--- start Stored data ---
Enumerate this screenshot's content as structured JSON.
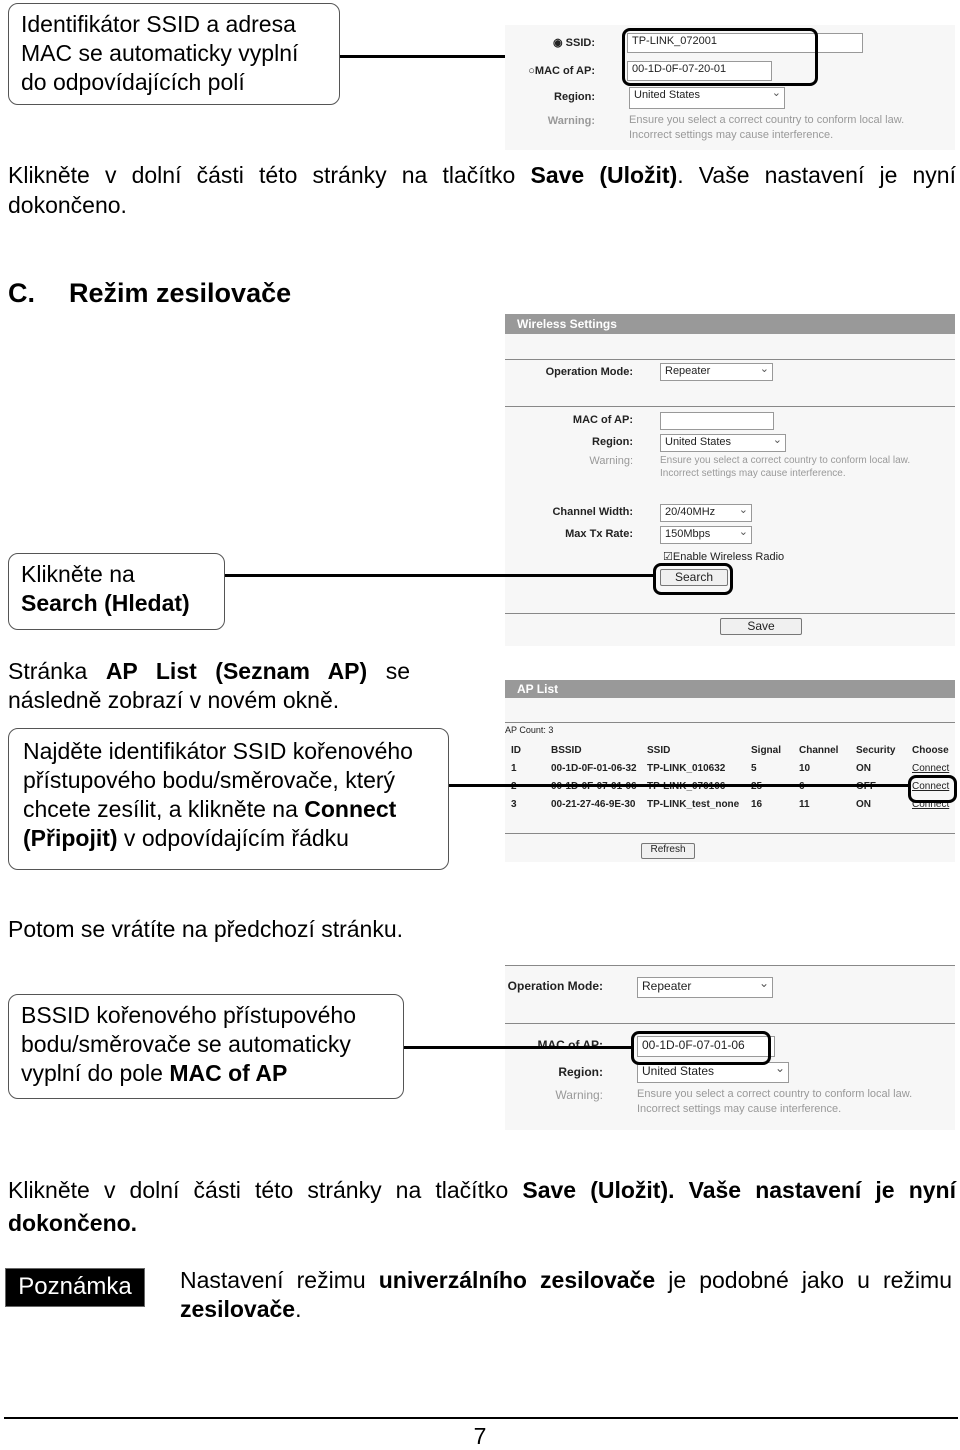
{
  "callouts": {
    "c1": "Identifikátor SSID a adresa MAC se automaticky vyplní do odpovídajících polí",
    "c2_a": "Klikněte na",
    "c2_b": "Search (Hledat)",
    "c3_a": "Najděte identifikátor SSID kořenového přístupového bodu/směrovače, který chcete zesílit, a klikněte na ",
    "c3_b": "Connect (Připojit)",
    "c3_c": " v odpovídajícím řádku",
    "c4_a": "BSSID kořenového přístupového bodu/směrovače se automaticky vyplní do pole ",
    "c4_b": "MAC of AP"
  },
  "text": {
    "p1_a": "Klikněte v dolní části této stránky na tlačítko ",
    "p1_b": "Save (Uložit)",
    "p1_c": ". Vaše nastavení je nyní dokončeno.",
    "heading_num": "C.",
    "heading": "Režim zesilovače",
    "p2_a": "Stránka ",
    "p2_b": "AP List (Seznam AP)",
    "p2_c": " se následně zobrazí v novém okně.",
    "p3": "Potom se vrátíte na předchozí stránku.",
    "p4_a": "Klikněte v dolní části této stránky na tlačítko ",
    "p4_b": "Save (Uložit)",
    "p4_c": ". Vaše nastavení je nyní dokončeno.",
    "note_label": "Poznámka",
    "note_a": "Nastavení režimu ",
    "note_b": "univerzálního zesilovače",
    "note_c": " je podobné jako u režimu ",
    "note_d": "zesilovače",
    "note_e": ".",
    "page_number": "7"
  },
  "shot1": {
    "ssid_label": "SSID:",
    "ssid": "TP-LINK_072001",
    "mac_label": "MAC of AP:",
    "mac": "00-1D-0F-07-20-01",
    "region_label": "Region:",
    "region": "United States",
    "warning_label": "Warning:",
    "warning1": "Ensure you select a correct country to conform local law.",
    "warning2": "Incorrect settings may cause interference."
  },
  "shot2": {
    "title": "Wireless Settings",
    "mode_label": "Operation Mode:",
    "mode": "Repeater",
    "mac_label": "MAC of AP:",
    "mac": "",
    "region_label": "Region:",
    "region": "United States",
    "warning_label": "Warning:",
    "warning1": "Ensure you select a correct country to conform local law.",
    "warning2": "Incorrect settings may cause interference.",
    "cw_label": "Channel Width:",
    "cw": "20/40MHz",
    "rate_label": "Max Tx Rate:",
    "rate": "150Mbps",
    "radio": "Enable Wireless Radio",
    "search": "Search",
    "save": "Save"
  },
  "shot3": {
    "title": "AP List",
    "count": "AP Count: 3",
    "headers": [
      "ID",
      "BSSID",
      "SSID",
      "Signal",
      "Channel",
      "Security",
      "Choose"
    ],
    "rows": [
      [
        "1",
        "00-1D-0F-01-06-32",
        "TP-LINK_010632",
        "5",
        "10",
        "ON",
        "Connect"
      ],
      [
        "2",
        "00-1D-0F-07-01-06",
        "TP-LINK_070106",
        "25",
        "6",
        "OFF",
        "Connect"
      ],
      [
        "3",
        "00-21-27-46-9E-30",
        "TP-LINK_test_none",
        "16",
        "11",
        "ON",
        "Connect"
      ]
    ],
    "refresh": "Refresh"
  },
  "shot4": {
    "mode_label": "Operation Mode:",
    "mode": "Repeater",
    "mac_label": "MAC of AP:",
    "mac": "00-1D-0F-07-01-06",
    "region_label": "Region:",
    "region": "United States",
    "warning_label": "Warning:",
    "warning1": "Ensure you select a correct country to conform local law.",
    "warning2": "Incorrect settings may cause interference."
  }
}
--- end Stored data ---
▸ Set problem:
Output the data above without changes, apart from leaving out the pictures.

▸ Answer to this problem:
Enumerate this screenshot's content as structured JSON.
{
  "callouts": {
    "c1": "Identifikátor SSID a adresa MAC se automaticky vyplní do odpovídajících polí",
    "c2_a": "Klikněte na",
    "c2_b": "Search (Hledat)",
    "c3_a": "Najděte identifikátor SSID kořenového přístupového bodu/směrovače, který chcete zesílit, a klikněte na ",
    "c3_b": "Connect (Připojit)",
    "c3_c": " v odpovídajícím řádku",
    "c4_a": "BSSID kořenového přístupového bodu/směrovače se automaticky vyplní do pole ",
    "c4_b": "MAC of AP"
  },
  "text": {
    "p1_a": "Klikněte v dolní části této stránky na tlačítko ",
    "p1_b": "Save (Uložit)",
    "p1_c": ". Vaše nastavení je nyní dokončeno.",
    "heading_num": "C.",
    "heading": "Režim zesilovače",
    "p2_a": "Stránka ",
    "p2_b": "AP List (Seznam AP)",
    "p2_c": " se následně zobrazí v novém okně.",
    "p3": "Potom se vrátíte na předchozí stránku.",
    "p4_a": "Klikněte v dolní části této stránky na tlačítko ",
    "p4_b": "Save (Uložit)",
    "p4_c": ". Vaše nastavení je nyní dokončeno.",
    "note_label": "Poznámka",
    "note_a": "Nastavení režimu ",
    "note_b": "univerzálního zesilovače",
    "note_c": " je podobné jako u režimu ",
    "note_d": "zesilovače",
    "note_e": ".",
    "page_number": "7"
  },
  "shot1": {
    "ssid_label": "SSID:",
    "ssid": "TP-LINK_072001",
    "mac_label": "MAC of AP:",
    "mac": "00-1D-0F-07-20-01",
    "region_label": "Region:",
    "region": "United States",
    "warning_label": "Warning:",
    "warning1": "Ensure you select a correct country to conform local law.",
    "warning2": "Incorrect settings may cause interference."
  },
  "shot2": {
    "title": "Wireless Settings",
    "mode_label": "Operation Mode:",
    "mode": "Repeater",
    "mac_label": "MAC of AP:",
    "mac": "",
    "region_label": "Region:",
    "region": "United States",
    "warning_label": "Warning:",
    "warning1": "Ensure you select a correct country to conform local law.",
    "warning2": "Incorrect settings may cause interference.",
    "cw_label": "Channel Width:",
    "cw": "20/40MHz",
    "rate_label": "Max Tx Rate:",
    "rate": "150Mbps",
    "radio": "Enable Wireless Radio",
    "search": "Search",
    "save": "Save"
  },
  "shot3": {
    "title": "AP List",
    "count": "AP Count: 3",
    "headers": [
      "ID",
      "BSSID",
      "SSID",
      "Signal",
      "Channel",
      "Security",
      "Choose"
    ],
    "rows": [
      [
        "1",
        "00-1D-0F-01-06-32",
        "TP-LINK_010632",
        "5",
        "10",
        "ON",
        "Connect"
      ],
      [
        "2",
        "00-1D-0F-07-01-06",
        "TP-LINK_070106",
        "25",
        "6",
        "OFF",
        "Connect"
      ],
      [
        "3",
        "00-21-27-46-9E-30",
        "TP-LINK_test_none",
        "16",
        "11",
        "ON",
        "Connect"
      ]
    ],
    "refresh": "Refresh"
  },
  "shot4": {
    "mode_label": "Operation Mode:",
    "mode": "Repeater",
    "mac_label": "MAC of AP:",
    "mac": "00-1D-0F-07-01-06",
    "region_label": "Region:",
    "region": "United States",
    "warning_label": "Warning:",
    "warning1": "Ensure you select a correct country to conform local law.",
    "warning2": "Incorrect settings may cause interference."
  }
}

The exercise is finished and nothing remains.